**Description of the task:** Sort through the data and copy the lines holding the word "combles".

(Structured figure records)
◇ ◇ ◇ ◇

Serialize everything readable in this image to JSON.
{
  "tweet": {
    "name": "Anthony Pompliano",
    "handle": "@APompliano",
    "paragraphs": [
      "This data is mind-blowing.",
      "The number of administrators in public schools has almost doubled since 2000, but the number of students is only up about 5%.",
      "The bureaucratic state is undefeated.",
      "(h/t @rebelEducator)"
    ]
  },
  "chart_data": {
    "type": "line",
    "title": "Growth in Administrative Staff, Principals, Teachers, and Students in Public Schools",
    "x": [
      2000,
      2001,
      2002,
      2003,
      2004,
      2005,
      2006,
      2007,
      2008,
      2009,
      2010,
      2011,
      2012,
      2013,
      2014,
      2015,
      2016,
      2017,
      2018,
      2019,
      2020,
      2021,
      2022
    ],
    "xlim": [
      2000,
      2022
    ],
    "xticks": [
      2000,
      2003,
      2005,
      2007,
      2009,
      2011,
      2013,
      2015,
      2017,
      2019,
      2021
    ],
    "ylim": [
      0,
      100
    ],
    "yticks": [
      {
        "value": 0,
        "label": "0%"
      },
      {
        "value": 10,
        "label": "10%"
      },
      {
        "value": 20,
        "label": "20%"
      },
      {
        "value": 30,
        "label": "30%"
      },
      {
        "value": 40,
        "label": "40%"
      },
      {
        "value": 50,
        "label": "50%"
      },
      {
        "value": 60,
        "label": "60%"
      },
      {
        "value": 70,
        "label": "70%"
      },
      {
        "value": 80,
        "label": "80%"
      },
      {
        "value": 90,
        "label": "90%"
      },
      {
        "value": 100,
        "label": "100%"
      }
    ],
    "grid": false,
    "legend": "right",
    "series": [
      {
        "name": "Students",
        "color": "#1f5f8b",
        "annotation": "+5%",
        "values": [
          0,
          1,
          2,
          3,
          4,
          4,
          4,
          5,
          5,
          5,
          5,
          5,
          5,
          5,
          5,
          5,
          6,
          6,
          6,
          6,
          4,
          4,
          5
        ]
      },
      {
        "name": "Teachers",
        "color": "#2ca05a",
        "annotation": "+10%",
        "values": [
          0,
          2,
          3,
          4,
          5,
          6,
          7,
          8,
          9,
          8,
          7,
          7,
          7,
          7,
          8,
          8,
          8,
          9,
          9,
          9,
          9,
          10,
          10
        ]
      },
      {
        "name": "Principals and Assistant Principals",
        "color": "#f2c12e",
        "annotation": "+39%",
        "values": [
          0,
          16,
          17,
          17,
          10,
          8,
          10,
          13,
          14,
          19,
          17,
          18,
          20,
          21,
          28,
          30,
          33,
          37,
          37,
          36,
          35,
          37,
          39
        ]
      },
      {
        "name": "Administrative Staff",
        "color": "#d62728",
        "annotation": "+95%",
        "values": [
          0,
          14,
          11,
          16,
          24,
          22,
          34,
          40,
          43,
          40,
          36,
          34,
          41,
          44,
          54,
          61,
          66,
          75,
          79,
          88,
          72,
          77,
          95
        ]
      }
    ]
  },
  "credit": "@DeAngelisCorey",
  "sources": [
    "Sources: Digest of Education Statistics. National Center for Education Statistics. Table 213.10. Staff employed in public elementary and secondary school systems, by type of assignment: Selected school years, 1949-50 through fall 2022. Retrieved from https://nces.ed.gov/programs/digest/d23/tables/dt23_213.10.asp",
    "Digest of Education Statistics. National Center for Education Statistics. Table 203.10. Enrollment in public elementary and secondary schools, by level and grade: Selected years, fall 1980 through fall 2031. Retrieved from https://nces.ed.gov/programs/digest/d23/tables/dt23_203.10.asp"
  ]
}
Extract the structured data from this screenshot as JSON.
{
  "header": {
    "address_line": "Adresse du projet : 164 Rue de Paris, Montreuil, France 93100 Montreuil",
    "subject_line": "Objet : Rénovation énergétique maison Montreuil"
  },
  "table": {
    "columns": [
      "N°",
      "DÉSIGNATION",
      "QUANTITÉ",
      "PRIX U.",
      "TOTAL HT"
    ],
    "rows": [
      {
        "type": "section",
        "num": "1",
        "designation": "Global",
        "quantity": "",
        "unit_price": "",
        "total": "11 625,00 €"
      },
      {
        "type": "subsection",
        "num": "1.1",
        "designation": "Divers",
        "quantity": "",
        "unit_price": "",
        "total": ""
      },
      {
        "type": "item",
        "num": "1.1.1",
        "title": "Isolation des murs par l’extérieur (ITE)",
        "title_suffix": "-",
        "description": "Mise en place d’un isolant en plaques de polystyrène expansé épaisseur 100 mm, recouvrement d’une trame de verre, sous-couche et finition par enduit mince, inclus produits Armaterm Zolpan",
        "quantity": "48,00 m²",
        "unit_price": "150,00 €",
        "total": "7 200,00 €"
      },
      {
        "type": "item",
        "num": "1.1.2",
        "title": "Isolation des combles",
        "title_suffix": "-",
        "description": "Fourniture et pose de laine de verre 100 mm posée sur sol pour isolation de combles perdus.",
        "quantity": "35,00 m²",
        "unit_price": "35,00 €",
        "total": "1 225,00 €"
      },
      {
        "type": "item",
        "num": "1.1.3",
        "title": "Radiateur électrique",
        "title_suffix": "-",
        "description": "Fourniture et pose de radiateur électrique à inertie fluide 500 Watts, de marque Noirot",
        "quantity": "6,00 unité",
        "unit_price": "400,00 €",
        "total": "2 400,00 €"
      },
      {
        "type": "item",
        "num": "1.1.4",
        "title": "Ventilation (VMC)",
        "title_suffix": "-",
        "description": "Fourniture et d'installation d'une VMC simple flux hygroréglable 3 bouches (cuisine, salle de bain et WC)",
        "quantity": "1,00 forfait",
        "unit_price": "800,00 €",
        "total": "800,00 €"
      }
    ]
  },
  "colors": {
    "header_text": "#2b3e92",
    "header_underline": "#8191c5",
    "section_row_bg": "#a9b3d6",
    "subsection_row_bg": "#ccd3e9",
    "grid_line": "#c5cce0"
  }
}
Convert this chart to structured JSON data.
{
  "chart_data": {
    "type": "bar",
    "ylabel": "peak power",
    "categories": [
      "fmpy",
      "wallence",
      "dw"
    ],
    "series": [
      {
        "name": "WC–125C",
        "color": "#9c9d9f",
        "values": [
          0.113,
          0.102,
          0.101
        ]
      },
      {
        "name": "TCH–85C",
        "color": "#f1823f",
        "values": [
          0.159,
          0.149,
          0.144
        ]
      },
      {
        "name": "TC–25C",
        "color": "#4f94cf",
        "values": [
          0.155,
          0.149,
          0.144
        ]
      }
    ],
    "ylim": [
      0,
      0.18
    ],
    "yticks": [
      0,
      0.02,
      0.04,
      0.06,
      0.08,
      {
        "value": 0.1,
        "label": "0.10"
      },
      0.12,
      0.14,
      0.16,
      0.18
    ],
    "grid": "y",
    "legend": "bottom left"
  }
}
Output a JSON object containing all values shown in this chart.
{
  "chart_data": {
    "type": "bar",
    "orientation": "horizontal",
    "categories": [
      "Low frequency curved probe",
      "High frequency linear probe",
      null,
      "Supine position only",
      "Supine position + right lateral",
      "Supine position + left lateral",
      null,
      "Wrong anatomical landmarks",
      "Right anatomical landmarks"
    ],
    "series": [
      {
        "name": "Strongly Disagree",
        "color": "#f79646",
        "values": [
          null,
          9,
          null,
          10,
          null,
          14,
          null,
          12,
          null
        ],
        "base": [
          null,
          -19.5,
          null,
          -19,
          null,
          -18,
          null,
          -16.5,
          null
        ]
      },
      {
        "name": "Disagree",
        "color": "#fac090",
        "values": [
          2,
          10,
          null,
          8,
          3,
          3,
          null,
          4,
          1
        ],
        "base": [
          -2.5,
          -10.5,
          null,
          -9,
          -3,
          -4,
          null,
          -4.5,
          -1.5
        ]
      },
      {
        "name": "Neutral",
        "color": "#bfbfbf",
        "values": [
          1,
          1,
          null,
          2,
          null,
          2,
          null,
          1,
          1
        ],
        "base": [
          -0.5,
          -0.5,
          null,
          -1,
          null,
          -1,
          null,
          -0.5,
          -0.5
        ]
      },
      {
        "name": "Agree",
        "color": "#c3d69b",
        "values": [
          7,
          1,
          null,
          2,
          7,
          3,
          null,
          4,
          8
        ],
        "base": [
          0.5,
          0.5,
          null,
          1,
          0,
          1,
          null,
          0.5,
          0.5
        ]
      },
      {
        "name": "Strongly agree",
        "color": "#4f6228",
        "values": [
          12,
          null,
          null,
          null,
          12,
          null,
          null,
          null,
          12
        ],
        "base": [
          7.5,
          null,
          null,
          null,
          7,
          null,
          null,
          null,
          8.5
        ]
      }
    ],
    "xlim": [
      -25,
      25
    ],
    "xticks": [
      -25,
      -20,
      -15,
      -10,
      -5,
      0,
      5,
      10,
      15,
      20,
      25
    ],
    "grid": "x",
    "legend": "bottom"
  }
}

◇ ◇ ◇ ◇

**Right answer:**
        "title": "Isolation des combles",
        "description": "Fourniture et pose de laine de verre 100 mm posée sur sol pour isolation de combles perdus.",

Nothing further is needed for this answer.